All of the records listed below should be retyped exactly.

Records for the exercise:
>> begin

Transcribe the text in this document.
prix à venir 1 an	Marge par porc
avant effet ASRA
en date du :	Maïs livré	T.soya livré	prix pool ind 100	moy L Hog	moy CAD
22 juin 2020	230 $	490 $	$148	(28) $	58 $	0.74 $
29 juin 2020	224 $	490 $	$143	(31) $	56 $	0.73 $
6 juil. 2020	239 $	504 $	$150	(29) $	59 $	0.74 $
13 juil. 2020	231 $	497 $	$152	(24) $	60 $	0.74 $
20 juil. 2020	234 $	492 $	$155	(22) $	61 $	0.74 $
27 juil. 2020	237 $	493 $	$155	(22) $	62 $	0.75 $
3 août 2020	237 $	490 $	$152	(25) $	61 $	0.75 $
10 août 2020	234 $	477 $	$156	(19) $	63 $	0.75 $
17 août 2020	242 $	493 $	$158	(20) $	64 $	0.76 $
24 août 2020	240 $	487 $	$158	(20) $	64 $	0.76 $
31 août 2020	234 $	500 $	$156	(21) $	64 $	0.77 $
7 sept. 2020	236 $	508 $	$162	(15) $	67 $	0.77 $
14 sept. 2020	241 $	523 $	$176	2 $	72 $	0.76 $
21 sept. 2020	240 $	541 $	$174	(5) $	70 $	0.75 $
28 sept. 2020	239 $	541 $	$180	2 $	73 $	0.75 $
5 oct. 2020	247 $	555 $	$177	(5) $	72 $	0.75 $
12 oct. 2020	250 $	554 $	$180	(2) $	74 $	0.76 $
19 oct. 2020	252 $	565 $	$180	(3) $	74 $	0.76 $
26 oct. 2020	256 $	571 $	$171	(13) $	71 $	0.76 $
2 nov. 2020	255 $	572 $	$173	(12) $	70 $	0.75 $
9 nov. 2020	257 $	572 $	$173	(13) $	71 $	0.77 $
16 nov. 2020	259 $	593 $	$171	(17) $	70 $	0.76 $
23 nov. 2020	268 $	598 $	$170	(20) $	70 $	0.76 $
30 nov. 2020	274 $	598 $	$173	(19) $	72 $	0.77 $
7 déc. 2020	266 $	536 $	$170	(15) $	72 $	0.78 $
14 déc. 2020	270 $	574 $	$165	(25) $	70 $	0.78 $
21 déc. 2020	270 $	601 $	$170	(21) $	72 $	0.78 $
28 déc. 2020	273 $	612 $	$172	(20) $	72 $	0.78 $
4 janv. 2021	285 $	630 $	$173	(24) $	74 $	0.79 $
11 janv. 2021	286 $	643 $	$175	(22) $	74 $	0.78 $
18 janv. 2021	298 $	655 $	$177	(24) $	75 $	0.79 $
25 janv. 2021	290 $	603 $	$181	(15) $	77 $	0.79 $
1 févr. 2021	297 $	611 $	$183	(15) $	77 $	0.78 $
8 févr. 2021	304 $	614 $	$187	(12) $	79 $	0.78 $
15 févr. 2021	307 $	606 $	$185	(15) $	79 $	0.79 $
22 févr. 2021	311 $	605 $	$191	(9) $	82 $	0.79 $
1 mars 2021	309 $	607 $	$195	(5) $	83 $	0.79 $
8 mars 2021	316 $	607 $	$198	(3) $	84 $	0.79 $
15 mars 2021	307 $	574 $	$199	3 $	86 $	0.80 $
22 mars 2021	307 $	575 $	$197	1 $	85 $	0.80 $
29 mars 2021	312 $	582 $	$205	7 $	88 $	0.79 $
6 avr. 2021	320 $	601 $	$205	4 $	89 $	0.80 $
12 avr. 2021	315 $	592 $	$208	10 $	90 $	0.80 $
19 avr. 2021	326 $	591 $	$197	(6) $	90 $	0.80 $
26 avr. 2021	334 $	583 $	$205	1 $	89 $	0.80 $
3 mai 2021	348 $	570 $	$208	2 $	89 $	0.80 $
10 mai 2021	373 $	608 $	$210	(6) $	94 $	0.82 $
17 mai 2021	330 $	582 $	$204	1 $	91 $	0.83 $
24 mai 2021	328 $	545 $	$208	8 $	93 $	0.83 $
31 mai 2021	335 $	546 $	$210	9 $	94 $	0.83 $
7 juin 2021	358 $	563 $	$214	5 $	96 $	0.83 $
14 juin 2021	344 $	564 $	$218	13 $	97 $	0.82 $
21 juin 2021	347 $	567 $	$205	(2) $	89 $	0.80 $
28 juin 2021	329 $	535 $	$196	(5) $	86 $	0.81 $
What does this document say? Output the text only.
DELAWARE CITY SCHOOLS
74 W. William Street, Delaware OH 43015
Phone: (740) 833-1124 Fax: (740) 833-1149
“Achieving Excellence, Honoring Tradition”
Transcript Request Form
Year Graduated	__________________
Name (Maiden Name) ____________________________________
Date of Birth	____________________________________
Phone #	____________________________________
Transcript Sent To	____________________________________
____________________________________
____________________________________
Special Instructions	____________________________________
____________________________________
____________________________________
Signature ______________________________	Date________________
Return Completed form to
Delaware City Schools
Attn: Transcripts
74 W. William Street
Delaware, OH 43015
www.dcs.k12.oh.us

>> end

Task answer:
Transcribe the text in this document.
prix à venir 1 an	Marge par porc
avant effet ASRA
en date du :	Maïs livré	T.soya livré	prix pool ind 100	moy L Hog	moy CAD
22 juin 2020	230 $	490 $	$148	(28) $	58 $	0.74 $
29 juin 2020	224 $	490 $	$143	(31) $	56 $	0.73 $
6 juil. 2020	239 $	504 $	$150	(29) $	59 $	0.74 $
13 juil. 2020	231 $	497 $	$152	(24) $	60 $	0.74 $
20 juil. 2020	234 $	492 $	$155	(22) $	61 $	0.74 $
27 juil. 2020	237 $	493 $	$155	(22) $	62 $	0.75 $
3 août 2020	237 $	490 $	$152	(25) $	61 $	0.75 $
10 août 2020	234 $	477 $	$156	(19) $	63 $	0.75 $
17 août 2020	242 $	493 $	$158	(20) $	64 $	0.76 $
24 août 2020	240 $	487 $	$158	(20) $	64 $	0.76 $
31 août 2020	234 $	500 $	$156	(21) $	64 $	0.77 $
7 sept. 2020	236 $	508 $	$162	(15) $	67 $	0.77 $
14 sept. 2020	241 $	523 $	$176	2 $	72 $	0.76 $
21 sept. 2020	240 $	541 $	$174	(5) $	70 $	0.75 $
28 sept. 2020	239 $	541 $	$180	2 $	73 $	0.75 $
5 oct. 2020	247 $	555 $	$177	(5) $	72 $	0.75 $
12 oct. 2020	250 $	554 $	$180	(2) $	74 $	0.76 $
19 oct. 2020	252 $	565 $	$180	(3) $	74 $	0.76 $
26 oct. 2020	256 $	571 $	$171	(13) $	71 $	0.76 $
2 nov. 2020	255 $	572 $	$173	(12) $	70 $	0.75 $
9 nov. 2020	257 $	572 $	$173	(13) $	71 $	0.77 $
16 nov. 2020	259 $	593 $	$171	(17) $	70 $	0.76 $
23 nov. 2020	268 $	598 $	$170	(20) $	70 $	0.76 $
30 nov. 2020	274 $	598 $	$173	(19) $	72 $	0.77 $
7 déc. 2020	266 $	536 $	$170	(15) $	72 $	0.78 $
14 déc. 2020	270 $	574 $	$165	(25) $	70 $	0.78 $
21 déc. 2020	270 $	601 $	$170	(21) $	72 $	0.78 $
28 déc. 2020	273 $	612 $	$172	(20) $	72 $	0.78 $
4 janv. 2021	285 $	630 $	$173	(24) $	74 $	0.79 $
11 janv. 2021	286 $	643 $	$175	(22) $	74 $	0.78 $
18 janv. 2021	298 $	655 $	$177	(24) $	75 $	0.79 $
25 janv. 2021	290 $	603 $	$181	(15) $	77 $	0.79 $
1 févr. 2021	297 $	611 $	$183	(15) $	77 $	0.78 $
8 févr. 2021	304 $	614 $	$187	(12) $	79 $	0.78 $
15 févr. 2021	307 $	606 $	$185	(15) $	79 $	0.79 $
22 févr. 2021	311 $	605 $	$191	(9) $	82 $	0.79 $
1 mars 2021	309 $	607 $	$195	(5) $	83 $	0.79 $
8 mars 2021	316 $	607 $	$198	(3) $	84 $	0.79 $
15 mars 2021	307 $	574 $	$199	3 $	86 $	0.80 $
22 mars 2021	307 $	575 $	$197	1 $	85 $	0.80 $
29 mars 2021	312 $	582 $	$205	7 $	88 $	0.79 $
6 avr. 2021	320 $	601 $	$205	4 $	89 $	0.80 $
12 avr. 2021	315 $	592 $	$208	10 $	90 $	0.80 $
19 avr. 2021	326 $	591 $	$197	(6) $	90 $	0.80 $
26 avr. 2021	334 $	583 $	$205	1 $	89 $	0.80 $
3 mai 2021	348 $	570 $	$208	2 $	89 $	0.80 $
10 mai 2021	373 $	608 $	$210	(6) $	94 $	0.82 $
17 mai 2021	330 $	582 $	$204	1 $	91 $	0.83 $
24 mai 2021	328 $	545 $	$208	8 $	93 $	0.83 $
31 mai 2021	335 $	546 $	$210	9 $	94 $	0.83 $
7 juin 2021	358 $	563 $	$214	5 $	96 $	0.83 $
14 juin 2021	344 $	564 $	$218	13 $	97 $	0.82 $
21 juin 2021	347 $	567 $	$205	(2) $	89 $	0.80 $
28 juin 2021	329 $	535 $	$196	(5) $	86 $	0.81 $
What does this document say? Output the text only.
DELAWARE CITY SCHOOLS
74 W. William Street, Delaware OH 43015
Phone: (740) 833-1124 Fax: (740) 833-1149
“Achieving Excellence, Honoring Tradition”
Transcript Request Form
Year Graduated	__________________
Name (Maiden Name) ____________________________________
Date of Birth	____________________________________
Phone #	____________________________________
Transcript Sent To	____________________________________
____________________________________
____________________________________
Special Instructions	____________________________________
____________________________________
____________________________________
Signature ______________________________	Date________________
Return Completed form to
Delaware City Schools
Attn: Transcripts
74 W. William Street
Delaware, OH 43015
www.dcs.k12.oh.us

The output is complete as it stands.